[Task objective] Leave out the pictures and repeat the rest of the material exactly.

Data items
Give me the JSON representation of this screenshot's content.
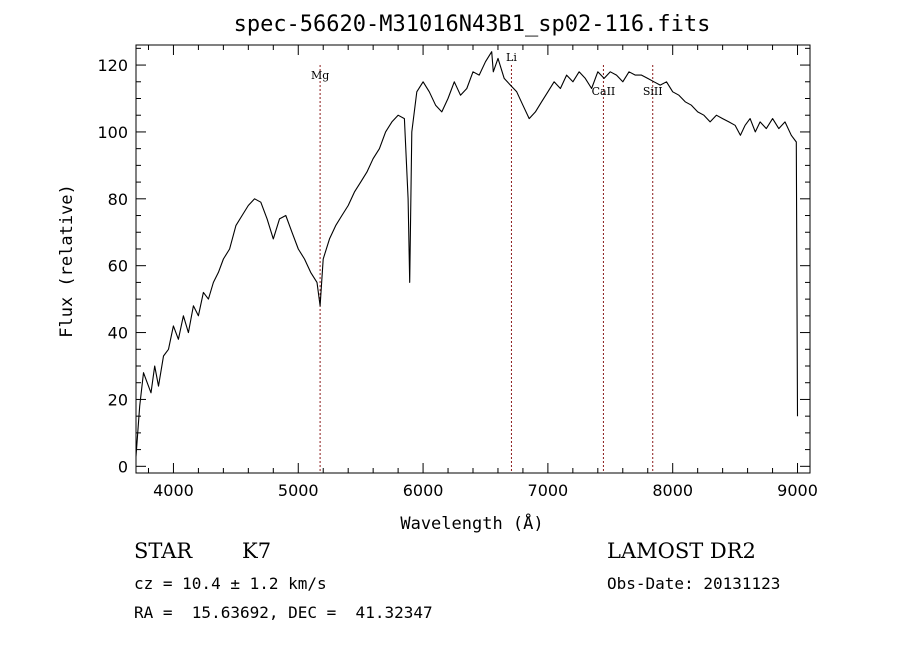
{
  "chart_data": {
    "type": "line",
    "title": "spec-56620-M31016N43B1_sp02-116.fits",
    "xlabel": "Wavelength (Å)",
    "ylabel": "Flux (relative)",
    "xlim": [
      3700,
      9100
    ],
    "ylim": [
      -2,
      126
    ],
    "x_ticks": [
      4000,
      5000,
      6000,
      7000,
      8000,
      9000
    ],
    "y_ticks": [
      0,
      20,
      40,
      60,
      80,
      100,
      120
    ],
    "grid": false,
    "line_color": "#000000",
    "marker_color": "#8b1a1a",
    "lines": [
      {
        "label": "Mg",
        "x": 5175
      },
      {
        "label": "Li",
        "x": 6708
      },
      {
        "label": "CaII",
        "x": 7445
      },
      {
        "label": "SiII",
        "x": 7840
      }
    ],
    "series": [
      {
        "x": [
          3700,
          3730,
          3760,
          3790,
          3820,
          3850,
          3880,
          3920,
          3960,
          4000,
          4040,
          4080,
          4120,
          4160,
          4200,
          4240,
          4280,
          4320,
          4360,
          4400,
          4450,
          4500,
          4550,
          4600,
          4650,
          4700,
          4750,
          4800,
          4850,
          4900,
          4950,
          5000,
          5050,
          5100,
          5150,
          5175,
          5200,
          5250,
          5300,
          5350,
          5400,
          5450,
          5500,
          5550,
          5600,
          5650,
          5700,
          5750,
          5800,
          5850,
          5880,
          5893,
          5910,
          5950,
          6000,
          6050,
          6100,
          6150,
          6200,
          6250,
          6300,
          6350,
          6400,
          6450,
          6500,
          6550,
          6563,
          6600,
          6650,
          6700,
          6750,
          6800,
          6850,
          6900,
          6950,
          7000,
          7050,
          7100,
          7150,
          7200,
          7250,
          7300,
          7350,
          7400,
          7450,
          7500,
          7550,
          7600,
          7650,
          7700,
          7750,
          7800,
          7850,
          7900,
          7950,
          8000,
          8050,
          8100,
          8150,
          8200,
          8250,
          8300,
          8350,
          8400,
          8450,
          8500,
          8542,
          8580,
          8620,
          8662,
          8700,
          8750,
          8800,
          8850,
          8900,
          8950,
          8990,
          9000
        ],
        "values": [
          3,
          18,
          28,
          25,
          22,
          30,
          24,
          33,
          35,
          42,
          38,
          45,
          40,
          48,
          45,
          52,
          50,
          55,
          58,
          62,
          65,
          72,
          75,
          78,
          80,
          79,
          74,
          68,
          74,
          75,
          70,
          65,
          62,
          58,
          55,
          48,
          62,
          68,
          72,
          75,
          78,
          82,
          85,
          88,
          92,
          95,
          100,
          103,
          105,
          104,
          80,
          55,
          100,
          112,
          115,
          112,
          108,
          106,
          110,
          115,
          111,
          113,
          118,
          117,
          121,
          124,
          118,
          122,
          116,
          114,
          112,
          108,
          104,
          106,
          109,
          112,
          115,
          113,
          117,
          115,
          118,
          116,
          113,
          118,
          116,
          118,
          117,
          115,
          118,
          117,
          117,
          116,
          115,
          114,
          115,
          112,
          111,
          109,
          108,
          106,
          105,
          103,
          105,
          104,
          103,
          102,
          99,
          102,
          104,
          100,
          103,
          101,
          104,
          101,
          103,
          99,
          97,
          15
        ]
      }
    ]
  },
  "info": {
    "object_class": "STAR",
    "subclass": "K7",
    "survey": "LAMOST DR2",
    "cz": "cz = 10.4 ± 1.2 km/s",
    "obs_date": "Obs-Date: 20131123",
    "coords": "RA =  15.63692, DEC =  41.32347"
  }
}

[Result for this task]
Give me the JSON representation of this screenshot's content.
{
  "chart_data": {
    "type": "line",
    "title": "spec-56620-M31016N43B1_sp02-116.fits",
    "xlabel": "Wavelength (Å)",
    "ylabel": "Flux (relative)",
    "xlim": [
      3700,
      9100
    ],
    "ylim": [
      -2,
      126
    ],
    "x_ticks": [
      4000,
      5000,
      6000,
      7000,
      8000,
      9000
    ],
    "y_ticks": [
      0,
      20,
      40,
      60,
      80,
      100,
      120
    ],
    "grid": false,
    "line_color": "#000000",
    "marker_color": "#8b1a1a",
    "lines": [
      {
        "label": "Mg",
        "x": 5175
      },
      {
        "label": "Li",
        "x": 6708
      },
      {
        "label": "CaII",
        "x": 7445
      },
      {
        "label": "SiII",
        "x": 7840
      }
    ],
    "series": [
      {
        "x": [
          3700,
          3730,
          3760,
          3790,
          3820,
          3850,
          3880,
          3920,
          3960,
          4000,
          4040,
          4080,
          4120,
          4160,
          4200,
          4240,
          4280,
          4320,
          4360,
          4400,
          4450,
          4500,
          4550,
          4600,
          4650,
          4700,
          4750,
          4800,
          4850,
          4900,
          4950,
          5000,
          5050,
          5100,
          5150,
          5175,
          5200,
          5250,
          5300,
          5350,
          5400,
          5450,
          5500,
          5550,
          5600,
          5650,
          5700,
          5750,
          5800,
          5850,
          5880,
          5893,
          5910,
          5950,
          6000,
          6050,
          6100,
          6150,
          6200,
          6250,
          6300,
          6350,
          6400,
          6450,
          6500,
          6550,
          6563,
          6600,
          6650,
          6700,
          6750,
          6800,
          6850,
          6900,
          6950,
          7000,
          7050,
          7100,
          7150,
          7200,
          7250,
          7300,
          7350,
          7400,
          7450,
          7500,
          7550,
          7600,
          7650,
          7700,
          7750,
          7800,
          7850,
          7900,
          7950,
          8000,
          8050,
          8100,
          8150,
          8200,
          8250,
          8300,
          8350,
          8400,
          8450,
          8500,
          8542,
          8580,
          8620,
          8662,
          8700,
          8750,
          8800,
          8850,
          8900,
          8950,
          8990,
          9000
        ],
        "values": [
          3,
          18,
          28,
          25,
          22,
          30,
          24,
          33,
          35,
          42,
          38,
          45,
          40,
          48,
          45,
          52,
          50,
          55,
          58,
          62,
          65,
          72,
          75,
          78,
          80,
          79,
          74,
          68,
          74,
          75,
          70,
          65,
          62,
          58,
          55,
          48,
          62,
          68,
          72,
          75,
          78,
          82,
          85,
          88,
          92,
          95,
          100,
          103,
          105,
          104,
          80,
          55,
          100,
          112,
          115,
          112,
          108,
          106,
          110,
          115,
          111,
          113,
          118,
          117,
          121,
          124,
          118,
          122,
          116,
          114,
          112,
          108,
          104,
          106,
          109,
          112,
          115,
          113,
          117,
          115,
          118,
          116,
          113,
          118,
          116,
          118,
          117,
          115,
          118,
          117,
          117,
          116,
          115,
          114,
          115,
          112,
          111,
          109,
          108,
          106,
          105,
          103,
          105,
          104,
          103,
          102,
          99,
          102,
          104,
          100,
          103,
          101,
          104,
          101,
          103,
          99,
          97,
          15
        ]
      }
    ]
  },
  "info": {
    "object_class": "STAR",
    "subclass": "K7",
    "survey": "LAMOST DR2",
    "cz": "cz = 10.4 ± 1.2 km/s",
    "obs_date": "Obs-Date: 20131123",
    "coords": "RA =  15.63692, DEC =  41.32347"
  }
}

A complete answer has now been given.